- WORK TO COMPLETE -
Return the stretch from "They number only" through "of Internet traffic." in the article on the BitTorrent piracy study, copied word for word.

- PROVIDED PASSAGE -
— Start —

25 January 2011

They number only a hundred or so. Remarkably few, when we consider the massive black hole they generate within the creative industry. A nearly year-long study conducted by a group of researchers from the Carlos III University of Madrid and Institute IMDEA Networks, headed by Rubén Cuevas, a professor at the university’s Telematic Engineering Department, reveals that barely a hundred “key pirates” are responsible for uploading 66% of all illegal files distributed through the BitTorrent protocol, the mass sharing P2P application that accounts for a large part of Internet traffic.


Assistant Professor Cuevas explains that the study was born from a question: “Who is the original source of the content?”, and also “what are their motives and why do they do it?”. The researchers focused their attention on a massively popular protocol (BitTorrent) and on two well-known portals, namely Mininova and The Pirate Bay. From these, they downloaded 55,000 files of all different types, and went on to analyze 40,000 of them in detail. It was an arduous process that took over eight months, and the findings were presented at the close of 2010 at the International Conference on Emerging Network EXperiments and Technologies (CoNEXT).

The results can be summed up in two statements, explains Rubén Cuevas: just a handful of people are responsible for a substantial part of the file sharing structure and they do so for money. “The 40,000 files we analyzed in detail were downloaded 96 million times by 27 million different users. Impressive figures, all the more so when we consider that 66% of these files were posted on-line by just a hundred or so people”.

— End —

- INFORMATION PROVIDED -
— Start —

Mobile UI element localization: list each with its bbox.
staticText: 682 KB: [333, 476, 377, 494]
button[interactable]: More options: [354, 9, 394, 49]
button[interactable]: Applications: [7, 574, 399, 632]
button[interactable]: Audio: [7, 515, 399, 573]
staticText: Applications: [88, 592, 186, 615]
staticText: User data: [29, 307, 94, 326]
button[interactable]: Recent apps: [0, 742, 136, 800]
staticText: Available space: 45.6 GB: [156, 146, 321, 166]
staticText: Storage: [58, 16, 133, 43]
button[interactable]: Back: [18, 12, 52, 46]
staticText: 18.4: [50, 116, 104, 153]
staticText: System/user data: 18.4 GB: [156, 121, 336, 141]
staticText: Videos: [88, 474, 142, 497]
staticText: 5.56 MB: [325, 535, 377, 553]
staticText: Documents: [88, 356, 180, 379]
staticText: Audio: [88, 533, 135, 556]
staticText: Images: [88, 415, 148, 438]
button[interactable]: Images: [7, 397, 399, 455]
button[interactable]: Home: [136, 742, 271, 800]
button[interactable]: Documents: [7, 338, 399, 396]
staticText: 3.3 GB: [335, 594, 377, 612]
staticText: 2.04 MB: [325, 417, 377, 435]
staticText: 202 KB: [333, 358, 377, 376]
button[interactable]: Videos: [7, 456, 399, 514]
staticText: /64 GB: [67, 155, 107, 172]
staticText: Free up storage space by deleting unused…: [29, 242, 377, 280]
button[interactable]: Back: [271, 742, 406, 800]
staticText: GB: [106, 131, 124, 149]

— End —

- TASK ANSWER -
They number only a hundred or so. Remarkably few, when we consider the massive black hole they generate within the creative industry. A nearly year-long study conducted by a group of researchers from the Carlos III University of Madrid and Institute IMDEA Networks, headed by Rubén Cuevas, a professor at the university’s Telematic Engineering Department, reveals that barely a hundred “key pirates” are responsible for uploading 66% of all illegal files distributed through the BitTorrent protocol, the mass sharing P2P application that accounts for a large part of Internet traffic.